>> begin STORED RECORDS
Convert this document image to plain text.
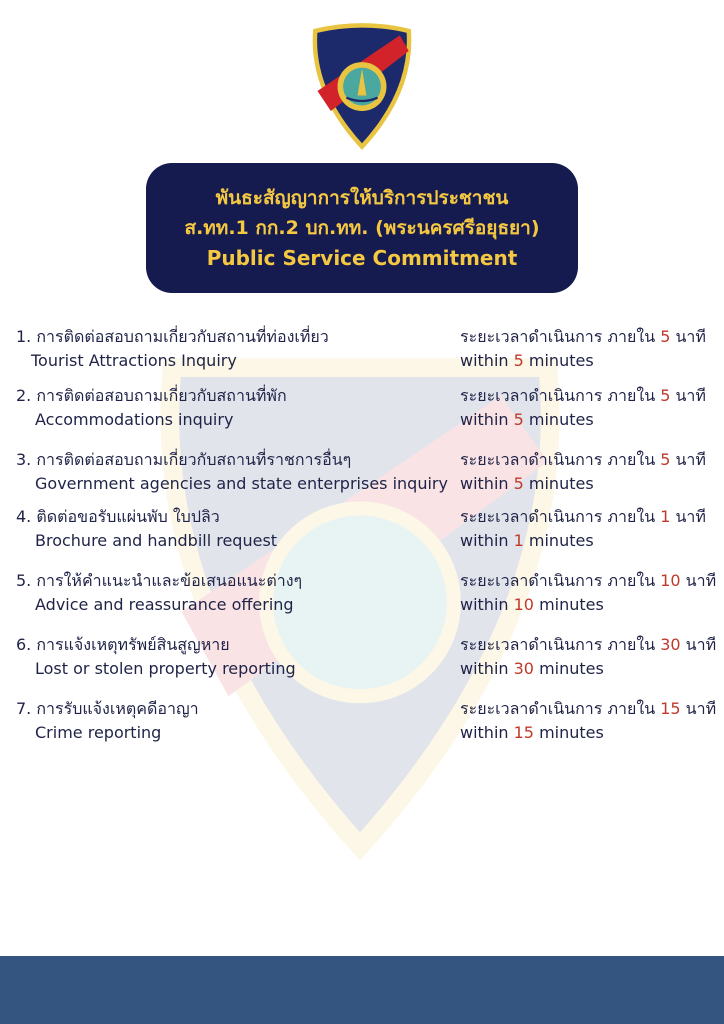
พันธะสัญญาการให้บริการประชาชน
ส.ทท.1 กก.2 บก.ทท. (พระนครศรีอยุธยา)
Public Service Commitment
1. การติดต่อสอบถามเกี่ยวกับสถานที่ท่องเที่ยว
Tourist Attractions Inquiry
ระยะเวลาดำเนินการ ภายใน 5 นาที
within 5 minutes
2. การติดต่อสอบถามเกี่ยวกับสถานที่พัก
Accommodations inquiry
ระยะเวลาดำเนินการ ภายใน 5 นาที
within 5 minutes
3. การติดต่อสอบถามเกี่ยวกับสถานที่ราชการอื่นๆ
Government agencies and state enterprises inquiry
ระยะเวลาดำเนินการ ภายใน 5 นาที
within 5 minutes
4. ติดต่อขอรับแผ่นพับ ใบปลิว
Brochure and handbill request
ระยะเวลาดำเนินการ ภายใน 1 นาที
within 1 minutes
5. การให้คำแนะนำและข้อเสนอแนะต่างๆ
Advice and reassurance offering
ระยะเวลาดำเนินการ ภายใน 10 นาที
within 10 minutes
6. การแจ้งเหตุทรัพย์สินสูญหาย
Lost or stolen property reporting
ระยะเวลาดำเนินการ ภายใน 30 นาที
within 30 minutes
7. การรับแจ้งเหตุคดีอาญา
Crime reporting
ระยะเวลาดำเนินการ ภายใน 15 นาที
within 15 minutes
>> end STORED RECORDS
▸ **WHAT IS NEEDED**
Search the entries for the word "ระยะเวลาดำเน", then list each line that holds it.

▸ **CORRECT ANSWER**
ระยะเวลาดำเนินการ ภายใน 5 นาที
ระยะเวลาดำเนินการ ภายใน 5 นาที
ระยะเวลาดำเนินการ ภายใน 5 นาที
ระยะเวลาดำเนินการ ภายใน 1 นาที
ระยะเวลาดำเนินการ ภายใน 10 นาที
ระยะเวลาดำเนินการ ภายใน 30 นาที
ระยะเวลาดำเนินการ ภายใน 15 นาที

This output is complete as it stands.